GIVEN EXERCISE => Go through the entries below and copy each line containing the word "XSMB".

--------

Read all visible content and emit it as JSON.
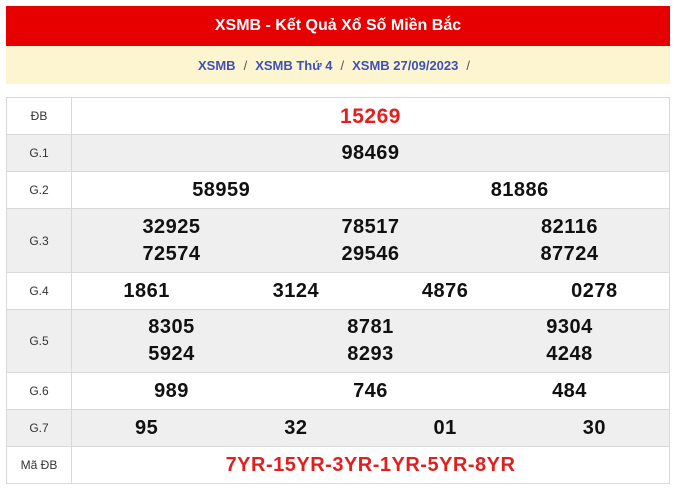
{
  "header": {
    "title": "XSMB - Kết Quả Xổ Số Miền Bắc"
  },
  "breadcrumb": {
    "items": [
      "XSMB",
      "XSMB Thứ 4",
      "XSMB 27/09/2023"
    ],
    "separator": "/"
  },
  "results": {
    "db": {
      "label": "ĐB",
      "values": [
        "15269"
      ]
    },
    "g1": {
      "label": "G.1",
      "values": [
        "98469"
      ]
    },
    "g2": {
      "label": "G.2",
      "values": [
        "58959",
        "81886"
      ]
    },
    "g3": {
      "label": "G.3",
      "values": [
        "32925",
        "78517",
        "82116",
        "72574",
        "29546",
        "87724"
      ]
    },
    "g4": {
      "label": "G.4",
      "values": [
        "1861",
        "3124",
        "4876",
        "0278"
      ]
    },
    "g5": {
      "label": "G.5",
      "values": [
        "8305",
        "8781",
        "9304",
        "5924",
        "8293",
        "4248"
      ]
    },
    "g6": {
      "label": "G.6",
      "values": [
        "989",
        "746",
        "484"
      ]
    },
    "g7": {
      "label": "G.7",
      "values": [
        "95",
        "32",
        "01",
        "30"
      ]
    },
    "madb": {
      "label": "Mã ĐB",
      "value": "7YR-15YR-3YR-1YR-5YR-8YR"
    }
  },
  "colors": {
    "header_bg": "#e60000",
    "breadcrumb_bg": "#fdf5cf",
    "link": "#3f51b5",
    "highlight": "#e01f1f",
    "alt_row": "#efefef"
  }
}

--------

WRITTEN SOLUTION =>
    "title": "XSMB - Kết Quả Xổ Số Miền Bắc"
      "XSMB",
      "XSMB Thứ 4",
      "XSMB 27/09/2023"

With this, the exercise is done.